● REQUIRED WORK
Reproduce the records below in their entirety, character for character.

● PROVIDED RECORDS

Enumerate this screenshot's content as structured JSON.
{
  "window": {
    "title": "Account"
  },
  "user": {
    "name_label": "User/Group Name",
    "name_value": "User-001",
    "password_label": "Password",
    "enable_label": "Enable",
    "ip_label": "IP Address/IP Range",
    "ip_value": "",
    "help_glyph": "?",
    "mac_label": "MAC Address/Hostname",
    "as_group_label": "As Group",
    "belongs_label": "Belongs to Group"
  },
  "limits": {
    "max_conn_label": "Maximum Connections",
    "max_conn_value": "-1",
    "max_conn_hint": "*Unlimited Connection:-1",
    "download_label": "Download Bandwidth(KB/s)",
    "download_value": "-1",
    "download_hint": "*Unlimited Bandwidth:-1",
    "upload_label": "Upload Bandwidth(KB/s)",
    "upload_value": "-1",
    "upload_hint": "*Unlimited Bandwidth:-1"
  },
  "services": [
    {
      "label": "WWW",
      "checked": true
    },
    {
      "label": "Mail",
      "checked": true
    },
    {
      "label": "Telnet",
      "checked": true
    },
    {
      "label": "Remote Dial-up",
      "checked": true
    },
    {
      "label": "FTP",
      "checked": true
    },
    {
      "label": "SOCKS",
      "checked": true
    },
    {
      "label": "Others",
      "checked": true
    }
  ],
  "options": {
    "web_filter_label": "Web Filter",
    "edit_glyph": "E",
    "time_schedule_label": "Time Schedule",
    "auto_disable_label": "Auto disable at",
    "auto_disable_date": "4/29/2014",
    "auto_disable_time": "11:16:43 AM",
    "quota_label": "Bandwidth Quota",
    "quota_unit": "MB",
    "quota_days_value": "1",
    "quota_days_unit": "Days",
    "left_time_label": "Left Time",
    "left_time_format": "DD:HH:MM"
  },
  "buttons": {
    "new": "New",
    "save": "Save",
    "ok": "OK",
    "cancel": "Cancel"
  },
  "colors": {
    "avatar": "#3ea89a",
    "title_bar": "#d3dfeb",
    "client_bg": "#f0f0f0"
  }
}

● CORRECT RESPONSE
Enumerate this screenshot's content as structured JSON.
{
  "window": {
    "title": "Account"
  },
  "user": {
    "name_label": "User/Group Name",
    "name_value": "User-001",
    "password_label": "Password",
    "enable_label": "Enable",
    "ip_label": "IP Address/IP Range",
    "ip_value": "",
    "help_glyph": "?",
    "mac_label": "MAC Address/Hostname",
    "as_group_label": "As Group",
    "belongs_label": "Belongs to Group"
  },
  "limits": {
    "max_conn_label": "Maximum Connections",
    "max_conn_value": "-1",
    "max_conn_hint": "*Unlimited Connection:-1",
    "download_label": "Download Bandwidth(KB/s)",
    "download_value": "-1",
    "download_hint": "*Unlimited Bandwidth:-1",
    "upload_label": "Upload Bandwidth(KB/s)",
    "upload_value": "-1",
    "upload_hint": "*Unlimited Bandwidth:-1"
  },
  "services": [
    {
      "label": "WWW",
      "checked": true
    },
    {
      "label": "Mail",
      "checked": true
    },
    {
      "label": "Telnet",
      "checked": true
    },
    {
      "label": "Remote Dial-up",
      "checked": true
    },
    {
      "label": "FTP",
      "checked": true
    },
    {
      "label": "SOCKS",
      "checked": true
    },
    {
      "label": "Others",
      "checked": true
    }
  ],
  "options": {
    "web_filter_label": "Web Filter",
    "edit_glyph": "E",
    "time_schedule_label": "Time Schedule",
    "auto_disable_label": "Auto disable at",
    "auto_disable_date": "4/29/2014",
    "auto_disable_time": "11:16:43 AM",
    "quota_label": "Bandwidth Quota",
    "quota_unit": "MB",
    "quota_days_value": "1",
    "quota_days_unit": "Days",
    "left_time_label": "Left Time",
    "left_time_format": "DD:HH:MM"
  },
  "buttons": {
    "new": "New",
    "save": "Save",
    "ok": "OK",
    "cancel": "Cancel"
  },
  "colors": {
    "avatar": "#3ea89a",
    "title_bar": "#d3dfeb",
    "client_bg": "#f0f0f0"
  }
}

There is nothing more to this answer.